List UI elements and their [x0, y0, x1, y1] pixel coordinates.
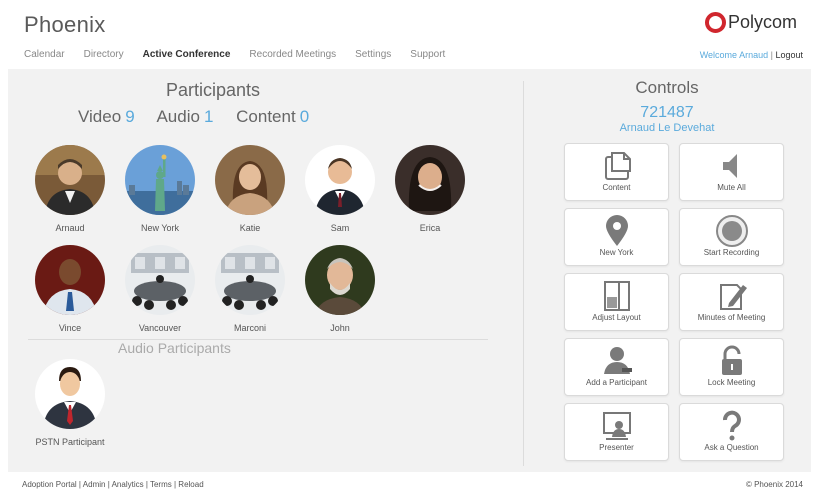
participant-name: New York [140, 223, 180, 233]
participant-name: Erica [419, 223, 441, 233]
speaker-mute-icon [722, 154, 737, 178]
start-recording-button[interactable]: Start Recording [679, 208, 784, 266]
footer-link-adoption-portal[interactable]: Adoption Portal [22, 480, 77, 489]
nav-calendar[interactable]: Calendar [24, 49, 65, 60]
button-label: Adjust Layout [592, 313, 641, 322]
button-label: Ask a Question [704, 443, 759, 452]
presenter-button[interactable]: Presenter [564, 403, 669, 461]
person-photo-icon [35, 245, 105, 315]
adjust-layout-button[interactable]: Adjust Layout [564, 273, 669, 331]
mute-all-button[interactable]: Mute All [679, 143, 784, 201]
ask-question-button[interactable]: Ask a Question [679, 403, 784, 461]
person-photo-icon [305, 145, 375, 215]
button-label: Add a Participant [586, 378, 647, 387]
minutes-of-meeting-button[interactable]: Minutes of Meeting [679, 273, 784, 331]
copyright: © Phoenix 2014 [745, 480, 803, 489]
nav-directory[interactable]: Directory [84, 49, 124, 60]
footer-link-admin[interactable]: Admin [83, 480, 106, 489]
statue-of-liberty-icon [125, 145, 195, 215]
footer-links: Adoption Portal | Admin | Analytics | Te… [22, 480, 204, 489]
footer-link-reload[interactable]: Reload [178, 480, 203, 489]
participant-sam[interactable]: Sam [295, 145, 385, 233]
polycom-logo-icon [704, 12, 726, 33]
location-button[interactable]: New York [564, 208, 669, 266]
nav-settings[interactable]: Settings [355, 49, 391, 60]
pencil-note-icon [719, 284, 747, 310]
content-count: 0 [299, 107, 310, 126]
footer-link-analytics[interactable]: Analytics [112, 480, 144, 489]
participants-title: Participants [165, 80, 261, 100]
participant-name: Katie [239, 223, 261, 233]
button-label: Mute All [717, 183, 746, 192]
button-label: Start Recording [703, 248, 760, 257]
person-photo-icon [395, 145, 465, 215]
content-count-label: Content [236, 107, 296, 126]
nav-recorded-meetings[interactable]: Recorded Meetings [249, 49, 336, 60]
section-divider [28, 339, 488, 340]
lock-meeting-button[interactable]: Lock Meeting [679, 338, 784, 396]
person-photo-icon [35, 145, 105, 215]
video-count-label: Video [78, 107, 122, 126]
conference-host: Arnaud Le Devehat [619, 122, 715, 134]
person-photo-icon [215, 145, 285, 215]
participant-name: Vancouver [138, 323, 182, 333]
participant-katie[interactable]: Katie [205, 145, 295, 233]
audio-participants-title: Audio Participants [118, 340, 231, 356]
footer-link-terms[interactable]: Terms [150, 480, 172, 489]
welcome-text: Welcome Arnaud [699, 50, 769, 60]
button-label: Lock Meeting [707, 378, 756, 387]
participant-john[interactable]: John [295, 245, 385, 333]
presenter-screen-icon [602, 412, 631, 440]
conference-id: 721487 [640, 104, 694, 121]
button-label: Minutes of Meeting [697, 313, 766, 322]
participant-erica[interactable]: Erica [385, 145, 475, 233]
businessman-avatar-icon [35, 359, 105, 429]
user-welcome: Welcome Arnaud | Logout [700, 50, 803, 60]
welcome-separator: | [770, 50, 773, 60]
audio-count: 1 [203, 107, 214, 126]
main-nav: Calendar Directory Active Conference Rec… [24, 49, 464, 60]
participant-name: Sam [330, 223, 350, 233]
add-person-icon [603, 347, 632, 374]
participant-arnaud[interactable]: Arnaud [25, 145, 115, 233]
controls-title: Controls [635, 78, 699, 97]
logout-link[interactable]: Logout [775, 50, 803, 60]
participant-vancouver[interactable]: Vancouver [115, 245, 205, 333]
video-count: 9 [125, 107, 135, 126]
conference-room-icon [125, 245, 195, 315]
question-mark-icon [722, 410, 741, 441]
conference-room-icon [215, 245, 285, 315]
participant-pstn[interactable]: PSTN Participant [25, 359, 115, 447]
content-share-icon [604, 152, 631, 180]
nav-support[interactable]: Support [410, 49, 445, 60]
participant-name: Marconi [233, 323, 266, 333]
app-title: Phoenix [24, 12, 106, 37]
button-label: New York [599, 248, 634, 257]
participant-name: Arnaud [55, 223, 85, 233]
nav-active-conference[interactable]: Active Conference [143, 49, 231, 60]
add-participant-button[interactable]: Add a Participant [564, 338, 669, 396]
brand-name: Polycom [727, 12, 797, 32]
participant-counts: Video 9 Audio 1 Content 0 [78, 107, 327, 127]
panel-divider [523, 81, 524, 466]
conference-panel: Participants Video 9 Audio 1 Content 0 Arna… [8, 69, 811, 472]
participant-vince[interactable]: Vince [25, 245, 115, 333]
participant-name: Vince [58, 323, 82, 333]
participant-name: John [330, 323, 350, 333]
audio-count-label: Audio [156, 107, 200, 126]
padlock-icon [721, 345, 742, 375]
person-photo-icon [305, 245, 375, 315]
content-button[interactable]: Content [564, 143, 669, 201]
button-label: Presenter [599, 443, 634, 452]
participant-new-york[interactable]: New York [115, 145, 205, 233]
participant-name: PSTN Participant [35, 437, 105, 447]
polycom-logo: Polycom [704, 12, 797, 33]
button-label: Content [602, 183, 631, 192]
location-pin-icon [605, 215, 628, 246]
participant-marconi[interactable]: Marconi [205, 245, 295, 333]
record-icon [715, 215, 748, 247]
layout-icon [603, 281, 630, 311]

____________

> Given request: Quote the rows verbatim, beginning with the line that contains "participant-name: New York" and continuing through the line that contains "presenter-button[interactable]: Presenter [564, 403, 669, 461]".

> The answer:
participant-name: New York [140, 223, 180, 233]
participant-name: Erica [419, 223, 441, 233]
speaker-mute-icon [722, 154, 737, 178]
start-recording-button[interactable]: Start Recording [679, 208, 784, 266]
footer-link-adoption-portal[interactable]: Adoption Portal [22, 480, 77, 489]
nav-calendar[interactable]: Calendar [24, 49, 65, 60]
button-label: Adjust Layout [592, 313, 641, 322]
button-label: Ask a Question [704, 443, 759, 452]
presenter-button[interactable]: Presenter [564, 403, 669, 461]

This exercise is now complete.